** START Information given **
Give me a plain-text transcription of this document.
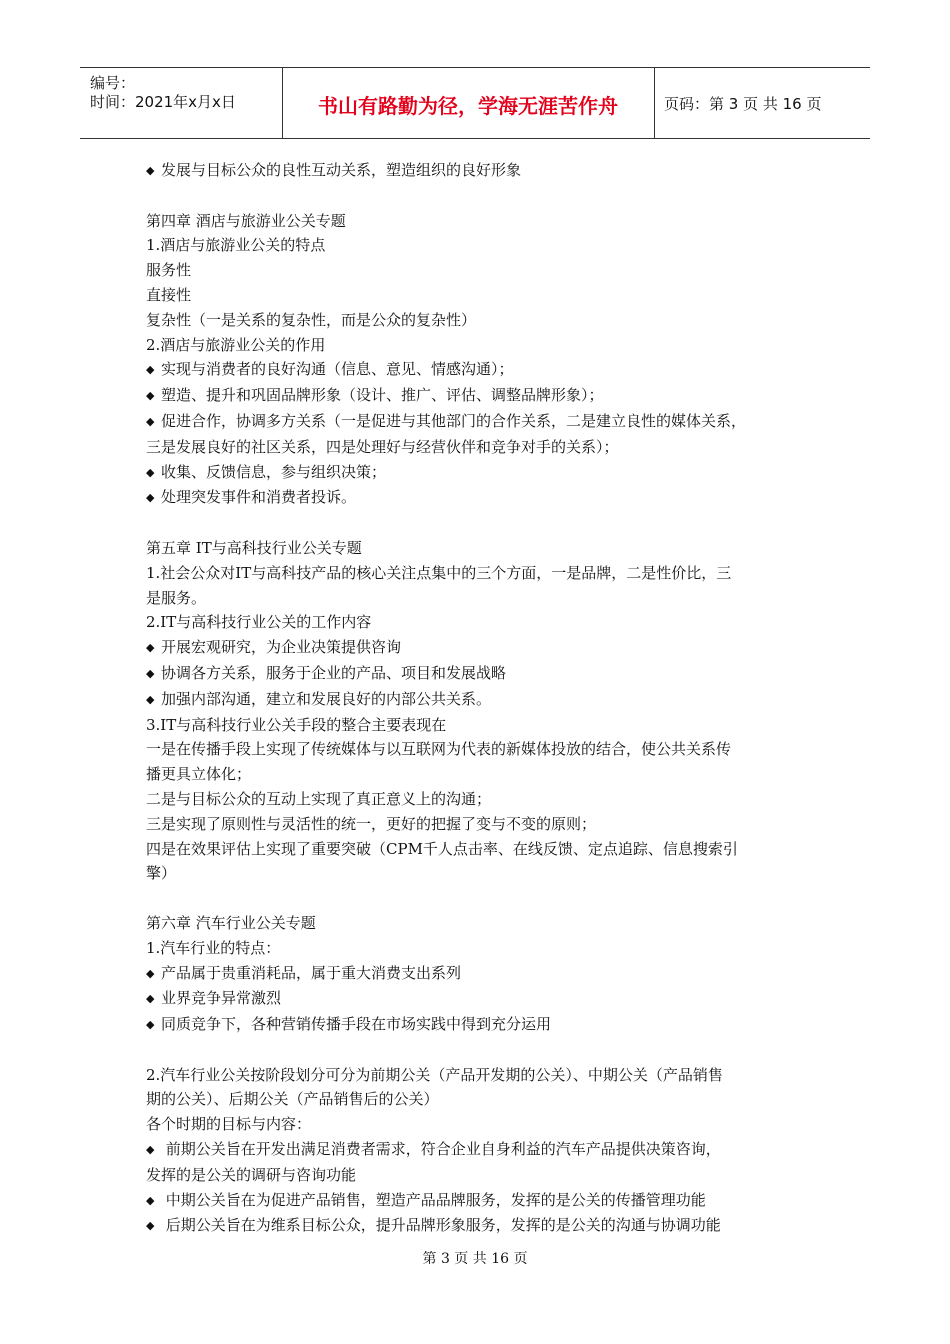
编号：
时间：2021年x月x日	书山有路勤为径，学海无涯苦作舟	页码：第 3 页 共 16 页
◆ 发展与目标公众的良性互动关系，塑造组织的良好形象
第四章 酒店与旅游业公关专题
1.酒店与旅游业公关的特点
服务性
直接性
复杂性（一是关系的复杂性，而是公众的复杂性）
2.酒店与旅游业公关的作用
◆ 实现与消费者的良好沟通（信息、意见、情感沟通）；
◆ 塑造、提升和巩固品牌形象（设计、推广、评估、调整品牌形象）；
◆ 促进合作，协调多方关系（一是促进与其他部门的合作关系，二是建立良性的媒体关系，
三是发展良好的社区关系，四是处理好与经营伙伴和竞争对手的关系）；
◆ 收集、反馈信息，参与组织决策；
◆ 处理突发事件和消费者投诉。
第五章 IT与高科技行业公关专题
1.社会公众对IT与高科技产品的核心关注点集中的三个方面，一是品牌，二是性价比，三
是服务。
2.IT与高科技行业公关的工作内容
◆ 开展宏观研究，为企业决策提供咨询
◆ 协调各方关系，服务于企业的产品、项目和发展战略
◆ 加强内部沟通，建立和发展良好的内部公共关系。
3.IT与高科技行业公关手段的整合主要表现在
一是在传播手段上实现了传统媒体与以互联网为代表的新媒体投放的结合，使公共关系传
播更具立体化；
二是与目标公众的互动上实现了真正意义上的沟通；
三是实现了原则性与灵活性的统一，更好的把握了变与不变的原则；
四是在效果评估上实现了重要突破（CPM千人点击率、在线反馈、定点追踪、信息搜索引
擎）
第六章 汽车行业公关专题
1.汽车行业的特点：
◆ 产品属于贵重消耗品，属于重大消费支出系列
◆ 业界竞争异常激烈
◆ 同质竞争下，各种营销传播手段在市场实践中得到充分运用
2.汽车行业公关按阶段划分可分为前期公关（产品开发期的公关）、中期公关（产品销售
期的公关）、后期公关（产品销售后的公关）
各个时期的目标与内容：
◆ 前期公关旨在开发出满足消费者需求，符合企业自身利益的汽车产品提供决策咨询，
发挥的是公关的调研与咨询功能
◆ 中期公关旨在为促进产品销售，塑造产品品牌服务，发挥的是公关的传播管理功能
◆ 后期公关旨在为维系目标公众，提升品牌形象服务，发挥的是公关的沟通与协调功能
第 3 页 共 16 页
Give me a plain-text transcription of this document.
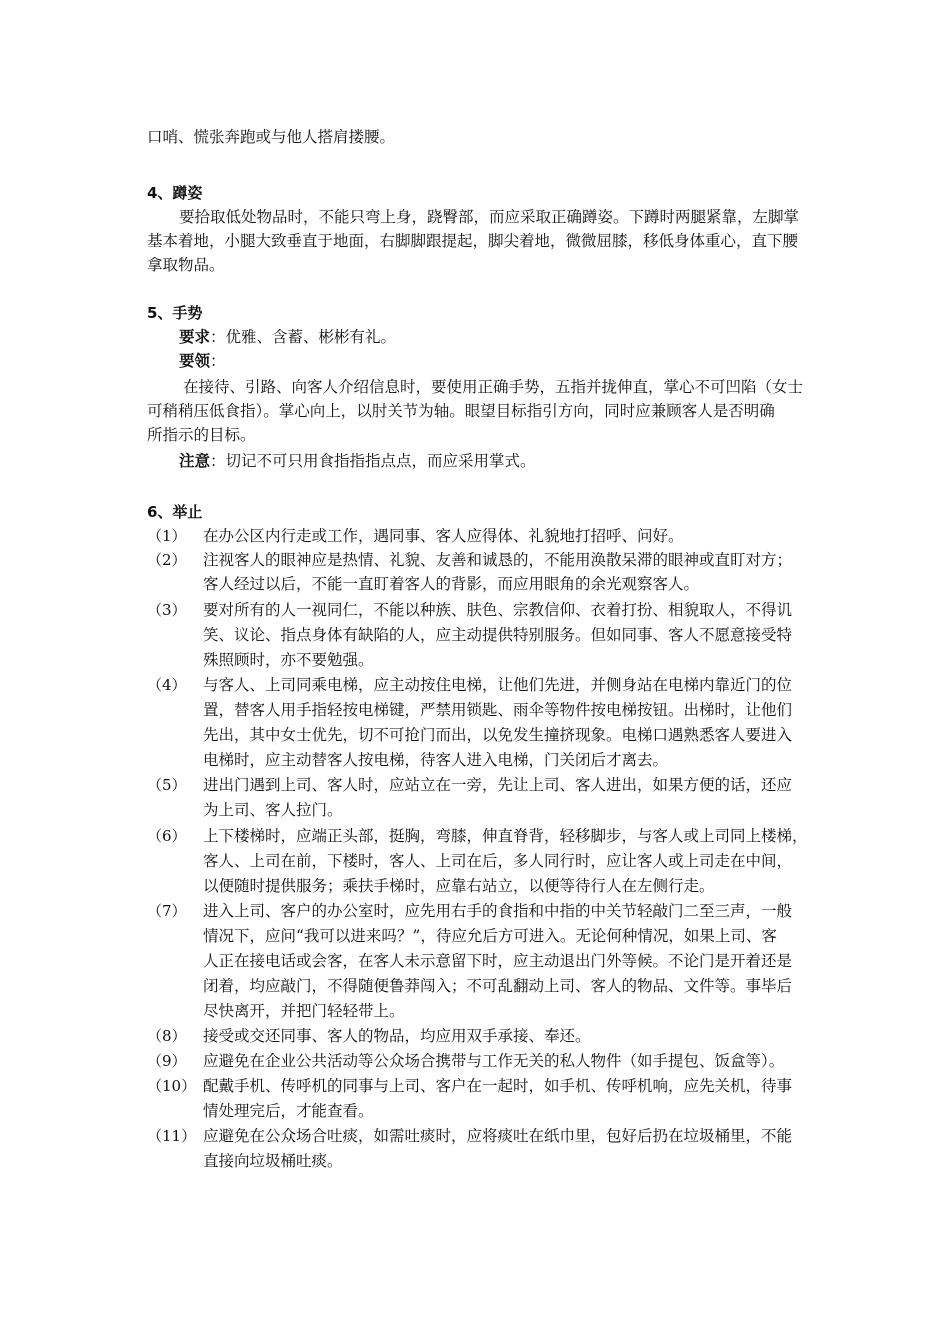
口哨、慌张奔跑或与他人搭肩搂腰。
4、蹲姿
要拾取低处物品时，不能只弯上身，跷臀部，而应采取正确蹲姿。下蹲时两腿紧靠，左脚掌
基本着地，小腿大致垂直于地面，右脚脚跟提起，脚尖着地，微微屈膝，移低身体重心，直下腰
拿取物品。
5、手势
要求：优雅、含蓄、彬彬有礼。
要领：
在接待、引路、向客人介绍信息时，要使用正确手势，五指并拢伸直，掌心不可凹陷（女士
可稍稍压低食指）。掌心向上，以肘关节为轴。眼望目标指引方向，同时应兼顾客人是否明确
所指示的目标。
注意：切记不可只用食指指指点点，而应采用掌式。
6、举止
（1） 在办公区内行走或工作，遇同事、客人应得体、礼貌地打招呼、问好。
（2） 注视客人的眼神应是热情、礼貌、友善和诚恳的，不能用涣散呆滞的眼神或直盯对方；
客人经过以后，不能一直盯着客人的背影，而应用眼角的余光观察客人。
（3） 要对所有的人一视同仁，不能以种族、肤色、宗教信仰、衣着打扮、相貌取人，不得讥
笑、议论、指点身体有缺陷的人，应主动提供特别服务。但如同事、客人不愿意接受特
殊照顾时，亦不要勉强。
（4） 与客人、上司同乘电梯，应主动按住电梯，让他们先进，并侧身站在电梯内靠近门的位
置，替客人用手指轻按电梯键，严禁用锁匙、雨伞等物件按电梯按钮。出梯时，让他们
先出，其中女士优先，切不可抢门而出，以免发生撞挤现象。电梯口遇熟悉客人要进入
电梯时，应主动替客人按电梯，待客人进入电梯，门关闭后才离去。
（5） 进出门遇到上司、客人时，应站立在一旁，先让上司、客人进出，如果方便的话，还应
为上司、客人拉门。
（6） 上下楼梯时，应端正头部，挺胸，弯膝，伸直脊背，轻移脚步，与客人或上司同上楼梯，
客人、上司在前，下楼时，客人、上司在后，多人同行时，应让客人或上司走在中间，
以便随时提供服务；乘扶手梯时，应靠右站立，以便等待行人在左侧行走。
（7） 进入上司、客户的办公室时，应先用右手的食指和中指的中关节轻敲门二至三声，一般
情况下，应问“我可以进来吗？”，待应允后方可进入。无论何种情况，如果上司、客
人正在接电话或会客，在客人未示意留下时，应主动退出门外等候。不论门是开着还是
闭着，均应敲门，不得随便鲁莽闯入；不可乱翻动上司、客人的物品、文件等。事毕后
尽快离开，并把门轻轻带上。
（8） 接受或交还同事、客人的物品，均应用双手承接、奉还。
（9） 应避免在企业公共活动等公众场合携带与工作无关的私人物件（如手提包、饭盒等）。
（10） 配戴手机、传呼机的同事与上司、客户在一起时，如手机、传呼机响，应先关机，待事
情处理完后，才能查看。
（11） 应避免在公众场合吐痰，如需吐痰时，应将痰吐在纸巾里，包好后扔在垃圾桶里，不能
直接向垃圾桶吐痰。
** END Information given **
- Work instructions
Exactly reproduce the entries above, minus the pictures.

- Exercise output
Give me a plain-text transcription of this document.
编号：
时间：2021年x月x日	书山有路勤为径，学海无涯苦作舟	页码：第 3 页 共 16 页
◆ 发展与目标公众的良性互动关系，塑造组织的良好形象
第四章 酒店与旅游业公关专题
1.酒店与旅游业公关的特点
服务性
直接性
复杂性（一是关系的复杂性，而是公众的复杂性）
2.酒店与旅游业公关的作用
◆ 实现与消费者的良好沟通（信息、意见、情感沟通）；
◆ 塑造、提升和巩固品牌形象（设计、推广、评估、调整品牌形象）；
◆ 促进合作，协调多方关系（一是促进与其他部门的合作关系，二是建立良性的媒体关系，
三是发展良好的社区关系，四是处理好与经营伙伴和竞争对手的关系）；
◆ 收集、反馈信息，参与组织决策；
◆ 处理突发事件和消费者投诉。
第五章 IT与高科技行业公关专题
1.社会公众对IT与高科技产品的核心关注点集中的三个方面，一是品牌，二是性价比，三
是服务。
2.IT与高科技行业公关的工作内容
◆ 开展宏观研究，为企业决策提供咨询
◆ 协调各方关系，服务于企业的产品、项目和发展战略
◆ 加强内部沟通，建立和发展良好的内部公共关系。
3.IT与高科技行业公关手段的整合主要表现在
一是在传播手段上实现了传统媒体与以互联网为代表的新媒体投放的结合，使公共关系传
播更具立体化；
二是与目标公众的互动上实现了真正意义上的沟通；
三是实现了原则性与灵活性的统一，更好的把握了变与不变的原则；
四是在效果评估上实现了重要突破（CPM千人点击率、在线反馈、定点追踪、信息搜索引
擎）
第六章 汽车行业公关专题
1.汽车行业的特点：
◆ 产品属于贵重消耗品，属于重大消费支出系列
◆ 业界竞争异常激烈
◆ 同质竞争下，各种营销传播手段在市场实践中得到充分运用
2.汽车行业公关按阶段划分可分为前期公关（产品开发期的公关）、中期公关（产品销售
期的公关）、后期公关（产品销售后的公关）
各个时期的目标与内容：
◆ 前期公关旨在开发出满足消费者需求，符合企业自身利益的汽车产品提供决策咨询，
发挥的是公关的调研与咨询功能
◆ 中期公关旨在为促进产品销售，塑造产品品牌服务，发挥的是公关的传播管理功能
◆ 后期公关旨在为维系目标公众，提升品牌形象服务，发挥的是公关的沟通与协调功能
第 3 页 共 16 页
Give me a plain-text transcription of this document.
口哨、慌张奔跑或与他人搭肩搂腰。
4、蹲姿
要拾取低处物品时，不能只弯上身，跷臀部，而应采取正确蹲姿。下蹲时两腿紧靠，左脚掌
基本着地，小腿大致垂直于地面，右脚脚跟提起，脚尖着地，微微屈膝，移低身体重心，直下腰
拿取物品。
5、手势
要求：优雅、含蓄、彬彬有礼。
要领：
在接待、引路、向客人介绍信息时，要使用正确手势，五指并拢伸直，掌心不可凹陷（女士
可稍稍压低食指）。掌心向上，以肘关节为轴。眼望目标指引方向，同时应兼顾客人是否明确
所指示的目标。
注意：切记不可只用食指指指点点，而应采用掌式。
6、举止
（1） 在办公区内行走或工作，遇同事、客人应得体、礼貌地打招呼、问好。
（2） 注视客人的眼神应是热情、礼貌、友善和诚恳的，不能用涣散呆滞的眼神或直盯对方；
客人经过以后，不能一直盯着客人的背影，而应用眼角的余光观察客人。
（3） 要对所有的人一视同仁，不能以种族、肤色、宗教信仰、衣着打扮、相貌取人，不得讥
笑、议论、指点身体有缺陷的人，应主动提供特别服务。但如同事、客人不愿意接受特
殊照顾时，亦不要勉强。
（4） 与客人、上司同乘电梯，应主动按住电梯，让他们先进，并侧身站在电梯内靠近门的位
置，替客人用手指轻按电梯键，严禁用锁匙、雨伞等物件按电梯按钮。出梯时，让他们
先出，其中女士优先，切不可抢门而出，以免发生撞挤现象。电梯口遇熟悉客人要进入
电梯时，应主动替客人按电梯，待客人进入电梯，门关闭后才离去。
（5） 进出门遇到上司、客人时，应站立在一旁，先让上司、客人进出，如果方便的话，还应
为上司、客人拉门。
（6） 上下楼梯时，应端正头部，挺胸，弯膝，伸直脊背，轻移脚步，与客人或上司同上楼梯，
客人、上司在前，下楼时，客人、上司在后，多人同行时，应让客人或上司走在中间，
以便随时提供服务；乘扶手梯时，应靠右站立，以便等待行人在左侧行走。
（7） 进入上司、客户的办公室时，应先用右手的食指和中指的中关节轻敲门二至三声，一般
情况下，应问“我可以进来吗？”，待应允后方可进入。无论何种情况，如果上司、客
人正在接电话或会客，在客人未示意留下时，应主动退出门外等候。不论门是开着还是
闭着，均应敲门，不得随便鲁莽闯入；不可乱翻动上司、客人的物品、文件等。事毕后
尽快离开，并把门轻轻带上。
（8） 接受或交还同事、客人的物品，均应用双手承接、奉还。
（9） 应避免在企业公共活动等公众场合携带与工作无关的私人物件（如手提包、饭盒等）。
（10） 配戴手机、传呼机的同事与上司、客户在一起时，如手机、传呼机响，应先关机，待事
情处理完后，才能查看。
（11） 应避免在公众场合吐痰，如需吐痰时，应将痰吐在纸巾里，包好后扔在垃圾桶里，不能
直接向垃圾桶吐痰。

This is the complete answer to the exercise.